## START Extracted information
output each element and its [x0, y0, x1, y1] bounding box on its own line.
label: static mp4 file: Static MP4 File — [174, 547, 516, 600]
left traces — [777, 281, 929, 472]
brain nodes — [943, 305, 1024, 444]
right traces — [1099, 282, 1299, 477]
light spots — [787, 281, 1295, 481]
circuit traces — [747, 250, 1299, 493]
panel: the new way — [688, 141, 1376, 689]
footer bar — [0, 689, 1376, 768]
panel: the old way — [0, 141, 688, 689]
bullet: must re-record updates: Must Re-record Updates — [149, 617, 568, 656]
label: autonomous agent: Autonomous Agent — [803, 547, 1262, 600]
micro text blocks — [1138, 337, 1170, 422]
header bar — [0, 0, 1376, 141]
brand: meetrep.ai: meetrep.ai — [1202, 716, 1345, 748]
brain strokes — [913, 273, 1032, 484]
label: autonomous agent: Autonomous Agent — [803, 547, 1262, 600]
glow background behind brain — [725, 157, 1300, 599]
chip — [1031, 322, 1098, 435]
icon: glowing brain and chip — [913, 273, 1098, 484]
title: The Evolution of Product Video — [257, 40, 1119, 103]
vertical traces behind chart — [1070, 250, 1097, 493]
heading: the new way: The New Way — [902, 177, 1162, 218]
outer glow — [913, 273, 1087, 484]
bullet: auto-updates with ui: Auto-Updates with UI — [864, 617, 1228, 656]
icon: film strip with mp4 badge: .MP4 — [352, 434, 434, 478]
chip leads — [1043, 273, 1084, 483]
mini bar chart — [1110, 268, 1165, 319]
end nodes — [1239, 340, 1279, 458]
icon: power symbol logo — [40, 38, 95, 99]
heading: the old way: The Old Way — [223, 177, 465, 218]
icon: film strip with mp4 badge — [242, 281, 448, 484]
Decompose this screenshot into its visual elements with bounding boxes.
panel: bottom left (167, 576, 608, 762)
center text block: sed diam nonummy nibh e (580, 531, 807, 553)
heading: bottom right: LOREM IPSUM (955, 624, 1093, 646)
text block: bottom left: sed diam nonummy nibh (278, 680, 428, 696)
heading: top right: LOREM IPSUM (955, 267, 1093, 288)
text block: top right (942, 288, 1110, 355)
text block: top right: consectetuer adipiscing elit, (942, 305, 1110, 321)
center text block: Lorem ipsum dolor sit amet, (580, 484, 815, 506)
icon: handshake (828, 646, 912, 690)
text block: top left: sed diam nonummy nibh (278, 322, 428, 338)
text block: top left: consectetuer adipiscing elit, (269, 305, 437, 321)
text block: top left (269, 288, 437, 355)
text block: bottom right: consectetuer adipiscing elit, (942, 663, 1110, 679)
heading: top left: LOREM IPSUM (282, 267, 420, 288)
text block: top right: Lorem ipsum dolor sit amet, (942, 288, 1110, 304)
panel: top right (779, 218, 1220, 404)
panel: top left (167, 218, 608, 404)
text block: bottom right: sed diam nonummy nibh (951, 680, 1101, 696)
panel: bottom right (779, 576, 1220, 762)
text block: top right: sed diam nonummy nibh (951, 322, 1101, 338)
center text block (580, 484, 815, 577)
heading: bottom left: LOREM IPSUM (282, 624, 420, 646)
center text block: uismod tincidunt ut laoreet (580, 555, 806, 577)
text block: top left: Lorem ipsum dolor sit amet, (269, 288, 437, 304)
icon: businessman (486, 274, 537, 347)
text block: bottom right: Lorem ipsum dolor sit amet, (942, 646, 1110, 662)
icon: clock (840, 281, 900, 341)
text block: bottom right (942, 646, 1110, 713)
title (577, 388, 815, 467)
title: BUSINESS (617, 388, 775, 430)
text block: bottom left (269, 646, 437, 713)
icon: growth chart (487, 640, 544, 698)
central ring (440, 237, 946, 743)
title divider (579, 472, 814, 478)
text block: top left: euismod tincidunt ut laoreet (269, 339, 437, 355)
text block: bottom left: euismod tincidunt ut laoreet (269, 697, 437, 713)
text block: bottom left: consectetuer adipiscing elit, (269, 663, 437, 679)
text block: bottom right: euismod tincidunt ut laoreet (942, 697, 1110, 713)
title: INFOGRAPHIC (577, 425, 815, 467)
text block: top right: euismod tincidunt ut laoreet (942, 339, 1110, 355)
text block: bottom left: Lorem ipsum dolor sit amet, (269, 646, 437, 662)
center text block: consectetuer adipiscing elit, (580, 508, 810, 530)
## END Extracted information
> **To do**: Print all the entries above line for line, changing nothing.

> **Task answer**:
output each element and its [x0, y0, x1, y1] bounding box on its own line.
label: static mp4 file: Static MP4 File — [174, 547, 516, 600]
left traces — [777, 281, 929, 472]
brain nodes — [943, 305, 1024, 444]
right traces — [1099, 282, 1299, 477]
light spots — [787, 281, 1295, 481]
circuit traces — [747, 250, 1299, 493]
panel: the new way — [688, 141, 1376, 689]
footer bar — [0, 689, 1376, 768]
panel: the old way — [0, 141, 688, 689]
bullet: must re-record updates: Must Re-record Updates — [149, 617, 568, 656]
label: autonomous agent: Autonomous Agent — [803, 547, 1262, 600]
micro text blocks — [1138, 337, 1170, 422]
header bar — [0, 0, 1376, 141]
brand: meetrep.ai: meetrep.ai — [1202, 716, 1345, 748]
brain strokes — [913, 273, 1032, 484]
label: autonomous agent: Autonomous Agent — [803, 547, 1262, 600]
glow background behind brain — [725, 157, 1300, 599]
chip — [1031, 322, 1098, 435]
icon: glowing brain and chip — [913, 273, 1098, 484]
title: The Evolution of Product Video — [257, 40, 1119, 103]
vertical traces behind chart — [1070, 250, 1097, 493]
heading: the new way: The New Way — [902, 177, 1162, 218]
outer glow — [913, 273, 1087, 484]
bullet: auto-updates with ui: Auto-Updates with UI — [864, 617, 1228, 656]
icon: film strip with mp4 badge: .MP4 — [352, 434, 434, 478]
chip leads — [1043, 273, 1084, 483]
mini bar chart — [1110, 268, 1165, 319]
end nodes — [1239, 340, 1279, 458]
icon: power symbol logo — [40, 38, 95, 99]
heading: the old way: The Old Way — [223, 177, 465, 218]
icon: film strip with mp4 badge — [242, 281, 448, 484]
Decompose this screenshot into its visual elements with bounding boxes.
panel: bottom left (167, 576, 608, 762)
center text block: sed diam nonummy nibh e (580, 531, 807, 553)
heading: bottom right: LOREM IPSUM (955, 624, 1093, 646)
text block: bottom left: sed diam nonummy nibh (278, 680, 428, 696)
heading: top right: LOREM IPSUM (955, 267, 1093, 288)
text block: top right (942, 288, 1110, 355)
text block: top right: consectetuer adipiscing elit, (942, 305, 1110, 321)
center text block: Lorem ipsum dolor sit amet, (580, 484, 815, 506)
icon: handshake (828, 646, 912, 690)
text block: top left: sed diam nonummy nibh (278, 322, 428, 338)
text block: top left: consectetuer adipiscing elit, (269, 305, 437, 321)
text block: top left (269, 288, 437, 355)
text block: bottom right: consectetuer adipiscing elit, (942, 663, 1110, 679)
heading: top left: LOREM IPSUM (282, 267, 420, 288)
text block: top right: Lorem ipsum dolor sit amet, (942, 288, 1110, 304)
panel: top right (779, 218, 1220, 404)
panel: top left (167, 218, 608, 404)
text block: bottom right: sed diam nonummy nibh (951, 680, 1101, 696)
panel: bottom right (779, 576, 1220, 762)
text block: top right: sed diam nonummy nibh (951, 322, 1101, 338)
center text block (580, 484, 815, 577)
heading: bottom left: LOREM IPSUM (282, 624, 420, 646)
center text block: uismod tincidunt ut laoreet (580, 555, 806, 577)
text block: top left: Lorem ipsum dolor sit amet, (269, 288, 437, 304)
icon: businessman (486, 274, 537, 347)
text block: bottom right: Lorem ipsum dolor sit amet, (942, 646, 1110, 662)
icon: clock (840, 281, 900, 341)
text block: bottom right (942, 646, 1110, 713)
title (577, 388, 815, 467)
title: BUSINESS (617, 388, 775, 430)
text block: bottom left (269, 646, 437, 713)
icon: growth chart (487, 640, 544, 698)
central ring (440, 237, 946, 743)
title divider (579, 472, 814, 478)
text block: top left: euismod tincidunt ut laoreet (269, 339, 437, 355)
text block: bottom left: euismod tincidunt ut laoreet (269, 697, 437, 713)
text block: bottom left: consectetuer adipiscing elit, (269, 663, 437, 679)
text block: bottom right: euismod tincidunt ut laoreet (942, 697, 1110, 713)
title: INFOGRAPHIC (577, 425, 815, 467)
text block: top right: euismod tincidunt ut laoreet (942, 339, 1110, 355)
text block: bottom left: Lorem ipsum dolor sit amet, (269, 646, 437, 662)
center text block: consectetuer adipiscing elit, (580, 508, 810, 530)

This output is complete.